Write out all entries word for word.

[BEGIN]

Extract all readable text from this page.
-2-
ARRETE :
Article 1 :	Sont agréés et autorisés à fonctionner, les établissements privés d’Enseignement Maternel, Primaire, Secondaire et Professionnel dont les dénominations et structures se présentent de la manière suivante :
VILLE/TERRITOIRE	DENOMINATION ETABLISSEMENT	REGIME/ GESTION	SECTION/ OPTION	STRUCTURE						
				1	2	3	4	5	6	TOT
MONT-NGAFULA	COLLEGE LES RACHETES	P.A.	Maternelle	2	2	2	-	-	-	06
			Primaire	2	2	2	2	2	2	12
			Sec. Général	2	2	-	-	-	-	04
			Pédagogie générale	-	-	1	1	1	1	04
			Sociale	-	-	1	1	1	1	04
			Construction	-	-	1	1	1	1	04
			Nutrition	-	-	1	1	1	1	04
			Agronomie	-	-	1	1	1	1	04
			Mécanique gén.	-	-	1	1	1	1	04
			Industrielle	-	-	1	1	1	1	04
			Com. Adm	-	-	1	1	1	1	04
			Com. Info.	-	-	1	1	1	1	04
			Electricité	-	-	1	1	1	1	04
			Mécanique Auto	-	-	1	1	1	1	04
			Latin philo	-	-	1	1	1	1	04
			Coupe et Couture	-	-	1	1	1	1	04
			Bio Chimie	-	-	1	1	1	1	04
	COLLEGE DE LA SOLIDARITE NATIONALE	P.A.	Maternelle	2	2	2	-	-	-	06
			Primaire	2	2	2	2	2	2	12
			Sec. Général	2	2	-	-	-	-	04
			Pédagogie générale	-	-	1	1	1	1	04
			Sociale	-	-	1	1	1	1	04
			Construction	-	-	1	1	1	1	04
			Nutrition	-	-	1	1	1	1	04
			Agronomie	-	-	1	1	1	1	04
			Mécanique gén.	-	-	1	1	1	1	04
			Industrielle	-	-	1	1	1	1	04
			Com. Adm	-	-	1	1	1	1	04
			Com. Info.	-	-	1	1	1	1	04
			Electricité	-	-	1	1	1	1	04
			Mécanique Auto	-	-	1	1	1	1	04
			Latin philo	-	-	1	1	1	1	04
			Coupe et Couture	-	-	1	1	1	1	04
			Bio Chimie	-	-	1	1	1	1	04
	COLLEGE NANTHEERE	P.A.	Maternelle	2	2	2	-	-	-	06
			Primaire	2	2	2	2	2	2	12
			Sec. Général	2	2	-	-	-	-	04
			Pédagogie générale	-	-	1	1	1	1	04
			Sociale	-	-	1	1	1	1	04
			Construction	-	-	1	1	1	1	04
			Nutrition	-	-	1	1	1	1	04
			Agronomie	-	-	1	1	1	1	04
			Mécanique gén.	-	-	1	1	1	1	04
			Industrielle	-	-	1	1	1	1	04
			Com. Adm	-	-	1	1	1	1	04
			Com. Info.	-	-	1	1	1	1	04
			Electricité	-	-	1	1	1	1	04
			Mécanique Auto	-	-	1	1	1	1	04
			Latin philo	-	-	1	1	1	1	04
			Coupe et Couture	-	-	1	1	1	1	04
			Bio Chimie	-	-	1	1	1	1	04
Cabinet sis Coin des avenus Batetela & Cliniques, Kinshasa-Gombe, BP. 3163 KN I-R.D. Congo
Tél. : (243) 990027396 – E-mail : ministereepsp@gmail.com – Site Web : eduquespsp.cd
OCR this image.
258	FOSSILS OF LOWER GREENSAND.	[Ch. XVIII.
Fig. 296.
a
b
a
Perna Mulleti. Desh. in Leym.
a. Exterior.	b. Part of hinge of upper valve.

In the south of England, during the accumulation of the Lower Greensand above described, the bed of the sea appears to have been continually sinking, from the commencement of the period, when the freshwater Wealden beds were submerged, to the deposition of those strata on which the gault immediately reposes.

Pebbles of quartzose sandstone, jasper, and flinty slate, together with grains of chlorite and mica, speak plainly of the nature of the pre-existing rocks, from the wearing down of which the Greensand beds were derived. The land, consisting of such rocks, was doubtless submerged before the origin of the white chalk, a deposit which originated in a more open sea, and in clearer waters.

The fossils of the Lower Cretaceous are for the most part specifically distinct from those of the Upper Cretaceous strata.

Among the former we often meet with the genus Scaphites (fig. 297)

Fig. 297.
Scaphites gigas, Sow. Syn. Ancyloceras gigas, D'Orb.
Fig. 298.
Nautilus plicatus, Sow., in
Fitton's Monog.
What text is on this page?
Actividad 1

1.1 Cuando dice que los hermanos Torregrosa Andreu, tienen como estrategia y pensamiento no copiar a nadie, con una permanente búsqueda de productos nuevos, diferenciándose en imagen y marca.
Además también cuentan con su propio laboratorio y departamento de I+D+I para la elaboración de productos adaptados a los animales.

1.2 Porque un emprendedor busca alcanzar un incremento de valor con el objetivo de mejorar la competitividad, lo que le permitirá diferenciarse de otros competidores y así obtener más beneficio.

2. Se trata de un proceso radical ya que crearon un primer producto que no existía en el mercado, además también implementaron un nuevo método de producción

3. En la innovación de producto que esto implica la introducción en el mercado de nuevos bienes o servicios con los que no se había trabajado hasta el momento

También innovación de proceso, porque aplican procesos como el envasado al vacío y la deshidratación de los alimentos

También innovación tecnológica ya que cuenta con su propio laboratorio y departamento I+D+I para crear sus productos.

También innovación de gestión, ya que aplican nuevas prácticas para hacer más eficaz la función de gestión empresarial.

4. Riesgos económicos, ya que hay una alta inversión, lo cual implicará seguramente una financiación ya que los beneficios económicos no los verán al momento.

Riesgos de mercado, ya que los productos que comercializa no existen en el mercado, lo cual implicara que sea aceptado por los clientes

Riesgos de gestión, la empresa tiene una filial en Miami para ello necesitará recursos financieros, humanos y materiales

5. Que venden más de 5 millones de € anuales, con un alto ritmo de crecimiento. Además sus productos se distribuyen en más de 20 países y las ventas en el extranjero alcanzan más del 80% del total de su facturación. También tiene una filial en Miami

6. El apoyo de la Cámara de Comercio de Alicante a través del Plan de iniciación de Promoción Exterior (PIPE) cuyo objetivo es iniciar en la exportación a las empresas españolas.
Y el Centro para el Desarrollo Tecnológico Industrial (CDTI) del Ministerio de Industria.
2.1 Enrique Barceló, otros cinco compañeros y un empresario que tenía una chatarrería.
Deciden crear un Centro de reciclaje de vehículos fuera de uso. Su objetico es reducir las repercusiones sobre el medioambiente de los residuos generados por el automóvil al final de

[END]

Result of this task:
Extract all readable text from this page.
-2-
ARRETE :
Article 1 :	Sont agréés et autorisés à fonctionner, les établissements privés d’Enseignement Maternel, Primaire, Secondaire et Professionnel dont les dénominations et structures se présentent de la manière suivante :
VILLE/TERRITOIRE	DENOMINATION ETABLISSEMENT	REGIME/ GESTION	SECTION/ OPTION	STRUCTURE						
				1	2	3	4	5	6	TOT
MONT-NGAFULA	COLLEGE LES RACHETES	P.A.	Maternelle	2	2	2	-	-	-	06
			Primaire	2	2	2	2	2	2	12
			Sec. Général	2	2	-	-	-	-	04
			Pédagogie générale	-	-	1	1	1	1	04
			Sociale	-	-	1	1	1	1	04
			Construction	-	-	1	1	1	1	04
			Nutrition	-	-	1	1	1	1	04
			Agronomie	-	-	1	1	1	1	04
			Mécanique gén.	-	-	1	1	1	1	04
			Industrielle	-	-	1	1	1	1	04
			Com. Adm	-	-	1	1	1	1	04
			Com. Info.	-	-	1	1	1	1	04
			Electricité	-	-	1	1	1	1	04
			Mécanique Auto	-	-	1	1	1	1	04
			Latin philo	-	-	1	1	1	1	04
			Coupe et Couture	-	-	1	1	1	1	04
			Bio Chimie	-	-	1	1	1	1	04
	COLLEGE DE LA SOLIDARITE NATIONALE	P.A.	Maternelle	2	2	2	-	-	-	06
			Primaire	2	2	2	2	2	2	12
			Sec. Général	2	2	-	-	-	-	04
			Pédagogie générale	-	-	1	1	1	1	04
			Sociale	-	-	1	1	1	1	04
			Construction	-	-	1	1	1	1	04
			Nutrition	-	-	1	1	1	1	04
			Agronomie	-	-	1	1	1	1	04
			Mécanique gén.	-	-	1	1	1	1	04
			Industrielle	-	-	1	1	1	1	04
			Com. Adm	-	-	1	1	1	1	04
			Com. Info.	-	-	1	1	1	1	04
			Electricité	-	-	1	1	1	1	04
			Mécanique Auto	-	-	1	1	1	1	04
			Latin philo	-	-	1	1	1	1	04
			Coupe et Couture	-	-	1	1	1	1	04
			Bio Chimie	-	-	1	1	1	1	04
	COLLEGE NANTHEERE	P.A.	Maternelle	2	2	2	-	-	-	06
			Primaire	2	2	2	2	2	2	12
			Sec. Général	2	2	-	-	-	-	04
			Pédagogie générale	-	-	1	1	1	1	04
			Sociale	-	-	1	1	1	1	04
			Construction	-	-	1	1	1	1	04
			Nutrition	-	-	1	1	1	1	04
			Agronomie	-	-	1	1	1	1	04
			Mécanique gén.	-	-	1	1	1	1	04
			Industrielle	-	-	1	1	1	1	04
			Com. Adm	-	-	1	1	1	1	04
			Com. Info.	-	-	1	1	1	1	04
			Electricité	-	-	1	1	1	1	04
			Mécanique Auto	-	-	1	1	1	1	04
			Latin philo	-	-	1	1	1	1	04
			Coupe et Couture	-	-	1	1	1	1	04
			Bio Chimie	-	-	1	1	1	1	04
Cabinet sis Coin des avenus Batetela & Cliniques, Kinshasa-Gombe, BP. 3163 KN I-R.D. Congo
Tél. : (243) 990027396 – E-mail : ministereepsp@gmail.com – Site Web : eduquespsp.cd
OCR this image.
258	FOSSILS OF LOWER GREENSAND.	[Ch. XVIII.
Fig. 296.
a
b
a
Perna Mulleti. Desh. in Leym.
a. Exterior.	b. Part of hinge of upper valve.

In the south of England, during the accumulation of the Lower Greensand above described, the bed of the sea appears to have been continually sinking, from the commencement of the period, when the freshwater Wealden beds were submerged, to the deposition of those strata on which the gault immediately reposes.

Pebbles of quartzose sandstone, jasper, and flinty slate, together with grains of chlorite and mica, speak plainly of the nature of the pre-existing rocks, from the wearing down of which the Greensand beds were derived. The land, consisting of such rocks, was doubtless submerged before the origin of the white chalk, a deposit which originated in a more open sea, and in clearer waters.

The fossils of the Lower Cretaceous are for the most part specifically distinct from those of the Upper Cretaceous strata.

Among the former we often meet with the genus Scaphites (fig. 297)

Fig. 297.
Scaphites gigas, Sow. Syn. Ancyloceras gigas, D'Orb.
Fig. 298.
Nautilus plicatus, Sow., in
Fitton's Monog.
What text is on this page?
Actividad 1

1.1 Cuando dice que los hermanos Torregrosa Andreu, tienen como estrategia y pensamiento no copiar a nadie, con una permanente búsqueda de productos nuevos, diferenciándose en imagen y marca.
Además también cuentan con su propio laboratorio y departamento de I+D+I para la elaboración de productos adaptados a los animales.

1.2 Porque un emprendedor busca alcanzar un incremento de valor con el objetivo de mejorar la competitividad, lo que le permitirá diferenciarse de otros competidores y así obtener más beneficio.

2. Se trata de un proceso radical ya que crearon un primer producto que no existía en el mercado, además también implementaron un nuevo método de producción

3. En la innovación de producto que esto implica la introducción en el mercado de nuevos bienes o servicios con los que no se había trabajado hasta el momento

También innovación de proceso, porque aplican procesos como el envasado al vacío y la deshidratación de los alimentos

También innovación tecnológica ya que cuenta con su propio laboratorio y departamento I+D+I para crear sus productos.

También innovación de gestión, ya que aplican nuevas prácticas para hacer más eficaz la función de gestión empresarial.

4. Riesgos económicos, ya que hay una alta inversión, lo cual implicará seguramente una financiación ya que los beneficios económicos no los verán al momento.

Riesgos de mercado, ya que los productos que comercializa no existen en el mercado, lo cual implicara que sea aceptado por los clientes

Riesgos de gestión, la empresa tiene una filial en Miami para ello necesitará recursos financieros, humanos y materiales

5. Que venden más de 5 millones de € anuales, con un alto ritmo de crecimiento. Además sus productos se distribuyen en más de 20 países y las ventas en el extranjero alcanzan más del 80% del total de su facturación. También tiene una filial en Miami

6. El apoyo de la Cámara de Comercio de Alicante a través del Plan de iniciación de Promoción Exterior (PIPE) cuyo objetivo es iniciar en la exportación a las empresas españolas.
Y el Centro para el Desarrollo Tecnológico Industrial (CDTI) del Ministerio de Industria.
2.1 Enrique Barceló, otros cinco compañeros y un empresario que tenía una chatarrería.
Deciden crear un Centro de reciclaje de vehículos fuera de uso. Su objetico es reducir las repercusiones sobre el medioambiente de los residuos generados por el automóvil al final de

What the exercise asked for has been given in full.